§ Task directions
Print every entry exactly as written.

§ Input
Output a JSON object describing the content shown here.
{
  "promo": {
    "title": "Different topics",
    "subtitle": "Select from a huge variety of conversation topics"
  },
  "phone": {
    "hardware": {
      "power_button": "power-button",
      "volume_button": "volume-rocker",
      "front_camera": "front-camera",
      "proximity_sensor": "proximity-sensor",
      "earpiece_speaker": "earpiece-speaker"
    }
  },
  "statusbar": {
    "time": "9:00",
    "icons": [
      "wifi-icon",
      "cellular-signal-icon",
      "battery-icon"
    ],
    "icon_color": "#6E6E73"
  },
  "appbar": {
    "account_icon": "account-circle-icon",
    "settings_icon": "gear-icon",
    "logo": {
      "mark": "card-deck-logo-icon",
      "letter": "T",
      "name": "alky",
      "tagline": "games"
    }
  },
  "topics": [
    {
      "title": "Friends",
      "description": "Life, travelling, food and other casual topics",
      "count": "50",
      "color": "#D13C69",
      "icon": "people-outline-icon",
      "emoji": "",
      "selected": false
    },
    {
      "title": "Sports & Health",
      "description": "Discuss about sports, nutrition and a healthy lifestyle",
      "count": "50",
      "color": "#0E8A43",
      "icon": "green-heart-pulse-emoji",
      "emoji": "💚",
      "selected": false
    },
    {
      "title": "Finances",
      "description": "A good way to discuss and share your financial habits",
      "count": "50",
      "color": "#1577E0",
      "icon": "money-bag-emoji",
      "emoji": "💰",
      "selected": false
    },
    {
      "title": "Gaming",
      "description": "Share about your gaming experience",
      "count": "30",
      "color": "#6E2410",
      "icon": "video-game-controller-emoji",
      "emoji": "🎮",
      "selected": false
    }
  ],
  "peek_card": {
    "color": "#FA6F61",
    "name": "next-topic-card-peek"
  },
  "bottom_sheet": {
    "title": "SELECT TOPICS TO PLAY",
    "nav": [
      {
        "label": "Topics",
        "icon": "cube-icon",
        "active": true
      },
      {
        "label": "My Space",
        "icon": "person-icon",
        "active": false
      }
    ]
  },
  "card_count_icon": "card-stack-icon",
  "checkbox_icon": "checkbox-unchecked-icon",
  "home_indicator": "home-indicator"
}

§ Task solution
Output a JSON object describing the content shown here.
{
  "promo": {
    "title": "Different topics",
    "subtitle": "Select from a huge variety of conversation topics"
  },
  "phone": {
    "hardware": {
      "power_button": "power-button",
      "volume_button": "volume-rocker",
      "front_camera": "front-camera",
      "proximity_sensor": "proximity-sensor",
      "earpiece_speaker": "earpiece-speaker"
    }
  },
  "statusbar": {
    "time": "9:00",
    "icons": [
      "wifi-icon",
      "cellular-signal-icon",
      "battery-icon"
    ],
    "icon_color": "#6E6E73"
  },
  "appbar": {
    "account_icon": "account-circle-icon",
    "settings_icon": "gear-icon",
    "logo": {
      "mark": "card-deck-logo-icon",
      "letter": "T",
      "name": "alky",
      "tagline": "games"
    }
  },
  "topics": [
    {
      "title": "Friends",
      "description": "Life, travelling, food and other casual topics",
      "count": "50",
      "color": "#D13C69",
      "icon": "people-outline-icon",
      "emoji": "",
      "selected": false
    },
    {
      "title": "Sports & Health",
      "description": "Discuss about sports, nutrition and a healthy lifestyle",
      "count": "50",
      "color": "#0E8A43",
      "icon": "green-heart-pulse-emoji",
      "emoji": "💚",
      "selected": false
    },
    {
      "title": "Finances",
      "description": "A good way to discuss and share your financial habits",
      "count": "50",
      "color": "#1577E0",
      "icon": "money-bag-emoji",
      "emoji": "💰",
      "selected": false
    },
    {
      "title": "Gaming",
      "description": "Share about your gaming experience",
      "count": "30",
      "color": "#6E2410",
      "icon": "video-game-controller-emoji",
      "emoji": "🎮",
      "selected": false
    }
  ],
  "peek_card": {
    "color": "#FA6F61",
    "name": "next-topic-card-peek"
  },
  "bottom_sheet": {
    "title": "SELECT TOPICS TO PLAY",
    "nav": [
      {
        "label": "Topics",
        "icon": "cube-icon",
        "active": true
      },
      {
        "label": "My Space",
        "icon": "person-icon",
        "active": false
      }
    ]
  },
  "card_count_icon": "card-stack-icon",
  "checkbox_icon": "checkbox-unchecked-icon",
  "home_indicator": "home-indicator"
}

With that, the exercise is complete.